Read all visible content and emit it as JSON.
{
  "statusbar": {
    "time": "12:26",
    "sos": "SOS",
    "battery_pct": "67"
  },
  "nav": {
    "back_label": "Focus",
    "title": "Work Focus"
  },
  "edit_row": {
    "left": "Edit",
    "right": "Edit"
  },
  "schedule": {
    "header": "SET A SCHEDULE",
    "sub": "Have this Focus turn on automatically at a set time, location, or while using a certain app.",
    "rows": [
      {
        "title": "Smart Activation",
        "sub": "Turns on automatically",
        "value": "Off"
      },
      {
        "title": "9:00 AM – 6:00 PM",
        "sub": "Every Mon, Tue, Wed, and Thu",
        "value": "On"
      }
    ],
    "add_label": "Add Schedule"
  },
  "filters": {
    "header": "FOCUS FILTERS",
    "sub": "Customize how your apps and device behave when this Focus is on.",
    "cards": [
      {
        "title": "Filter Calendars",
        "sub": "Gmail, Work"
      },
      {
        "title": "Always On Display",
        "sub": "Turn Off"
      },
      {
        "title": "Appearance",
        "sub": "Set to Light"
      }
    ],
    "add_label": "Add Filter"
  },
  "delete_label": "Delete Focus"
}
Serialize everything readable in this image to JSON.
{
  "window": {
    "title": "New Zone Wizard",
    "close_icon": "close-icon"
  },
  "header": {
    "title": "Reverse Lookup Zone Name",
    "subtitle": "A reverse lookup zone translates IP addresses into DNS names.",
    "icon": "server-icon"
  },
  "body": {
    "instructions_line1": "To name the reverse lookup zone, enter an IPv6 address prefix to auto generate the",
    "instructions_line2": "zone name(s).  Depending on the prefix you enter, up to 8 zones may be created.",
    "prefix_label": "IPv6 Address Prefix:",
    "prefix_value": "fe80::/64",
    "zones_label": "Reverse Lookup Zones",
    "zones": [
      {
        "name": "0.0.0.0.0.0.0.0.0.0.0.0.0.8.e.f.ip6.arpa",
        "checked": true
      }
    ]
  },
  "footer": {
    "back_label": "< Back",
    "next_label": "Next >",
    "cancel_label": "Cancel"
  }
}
++++++++
Your task:
Print the entries exactly. Include every one.

Expected answer:
Read all visible content and emit it as JSON.
{
  "statusbar": {
    "time": "12:26",
    "sos": "SOS",
    "battery_pct": "67"
  },
  "nav": {
    "back_label": "Focus",
    "title": "Work Focus"
  },
  "edit_row": {
    "left": "Edit",
    "right": "Edit"
  },
  "schedule": {
    "header": "SET A SCHEDULE",
    "sub": "Have this Focus turn on automatically at a set time, location, or while using a certain app.",
    "rows": [
      {
        "title": "Smart Activation",
        "sub": "Turns on automatically",
        "value": "Off"
      },
      {
        "title": "9:00 AM – 6:00 PM",
        "sub": "Every Mon, Tue, Wed, and Thu",
        "value": "On"
      }
    ],
    "add_label": "Add Schedule"
  },
  "filters": {
    "header": "FOCUS FILTERS",
    "sub": "Customize how your apps and device behave when this Focus is on.",
    "cards": [
      {
        "title": "Filter Calendars",
        "sub": "Gmail, Work"
      },
      {
        "title": "Always On Display",
        "sub": "Turn Off"
      },
      {
        "title": "Appearance",
        "sub": "Set to Light"
      }
    ],
    "add_label": "Add Filter"
  },
  "delete_label": "Delete Focus"
}
Serialize everything readable in this image to JSON.
{
  "window": {
    "title": "New Zone Wizard",
    "close_icon": "close-icon"
  },
  "header": {
    "title": "Reverse Lookup Zone Name",
    "subtitle": "A reverse lookup zone translates IP addresses into DNS names.",
    "icon": "server-icon"
  },
  "body": {
    "instructions_line1": "To name the reverse lookup zone, enter an IPv6 address prefix to auto generate the",
    "instructions_line2": "zone name(s).  Depending on the prefix you enter, up to 8 zones may be created.",
    "prefix_label": "IPv6 Address Prefix:",
    "prefix_value": "fe80::/64",
    "zones_label": "Reverse Lookup Zones",
    "zones": [
      {
        "name": "0.0.0.0.0.0.0.0.0.0.0.0.0.8.e.f.ip6.arpa",
        "checked": true
      }
    ]
  },
  "footer": {
    "back_label": "< Back",
    "next_label": "Next >",
    "cancel_label": "Cancel"
  }
}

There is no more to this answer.